* **The exercise**
Copy out the listing that follows, exact in every word, and skip the images.

* **Data provided**

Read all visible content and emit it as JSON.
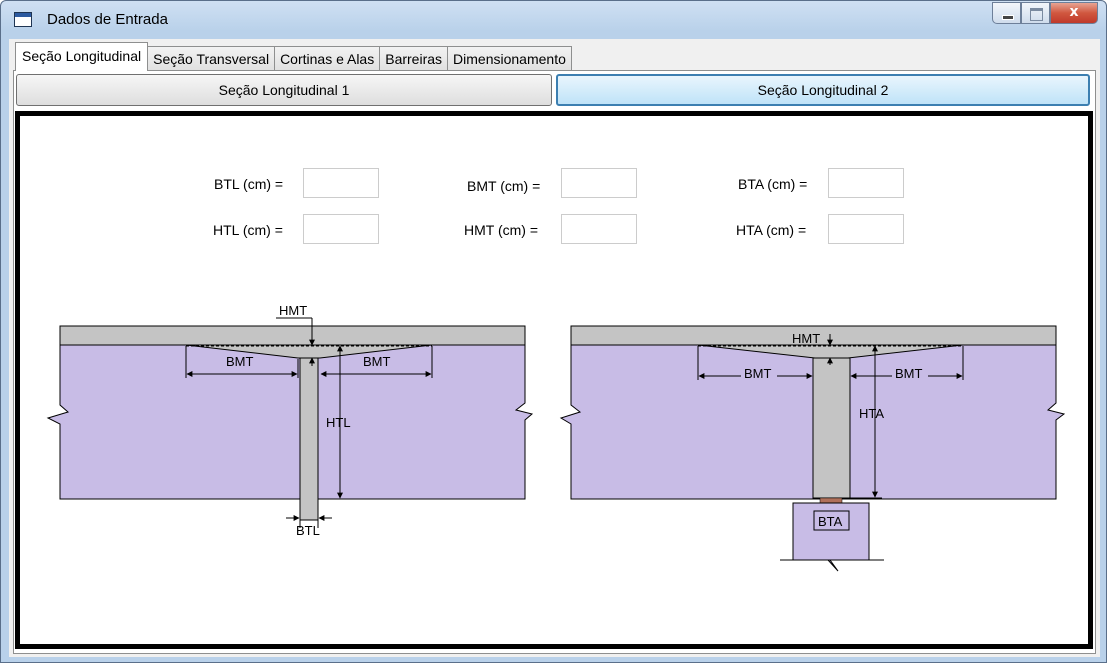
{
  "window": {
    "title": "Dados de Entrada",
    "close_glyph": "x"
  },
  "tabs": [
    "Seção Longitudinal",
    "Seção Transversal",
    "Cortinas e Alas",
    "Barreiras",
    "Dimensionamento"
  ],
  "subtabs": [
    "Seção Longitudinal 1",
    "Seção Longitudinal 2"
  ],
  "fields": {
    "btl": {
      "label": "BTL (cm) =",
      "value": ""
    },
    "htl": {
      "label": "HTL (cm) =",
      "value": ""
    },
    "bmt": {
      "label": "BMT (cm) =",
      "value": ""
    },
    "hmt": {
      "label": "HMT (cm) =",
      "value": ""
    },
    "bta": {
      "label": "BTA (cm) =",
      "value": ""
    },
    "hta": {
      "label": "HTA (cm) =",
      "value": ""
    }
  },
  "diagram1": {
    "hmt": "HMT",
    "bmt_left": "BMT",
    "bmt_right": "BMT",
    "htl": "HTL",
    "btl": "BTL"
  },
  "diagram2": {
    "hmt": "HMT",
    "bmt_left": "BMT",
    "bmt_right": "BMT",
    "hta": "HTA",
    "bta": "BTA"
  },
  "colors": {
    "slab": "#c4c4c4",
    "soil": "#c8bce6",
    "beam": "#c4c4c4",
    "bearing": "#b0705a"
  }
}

* **Finished answer**
Read all visible content and emit it as JSON.
{
  "window": {
    "title": "Dados de Entrada",
    "close_glyph": "x"
  },
  "tabs": [
    "Seção Longitudinal",
    "Seção Transversal",
    "Cortinas e Alas",
    "Barreiras",
    "Dimensionamento"
  ],
  "subtabs": [
    "Seção Longitudinal 1",
    "Seção Longitudinal 2"
  ],
  "fields": {
    "btl": {
      "label": "BTL (cm) =",
      "value": ""
    },
    "htl": {
      "label": "HTL (cm) =",
      "value": ""
    },
    "bmt": {
      "label": "BMT (cm) =",
      "value": ""
    },
    "hmt": {
      "label": "HMT (cm) =",
      "value": ""
    },
    "bta": {
      "label": "BTA (cm) =",
      "value": ""
    },
    "hta": {
      "label": "HTA (cm) =",
      "value": ""
    }
  },
  "diagram1": {
    "hmt": "HMT",
    "bmt_left": "BMT",
    "bmt_right": "BMT",
    "htl": "HTL",
    "btl": "BTL"
  },
  "diagram2": {
    "hmt": "HMT",
    "bmt_left": "BMT",
    "bmt_right": "BMT",
    "hta": "HTA",
    "bta": "BTA"
  },
  "colors": {
    "slab": "#c4c4c4",
    "soil": "#c8bce6",
    "beam": "#c4c4c4",
    "bearing": "#b0705a"
  }
}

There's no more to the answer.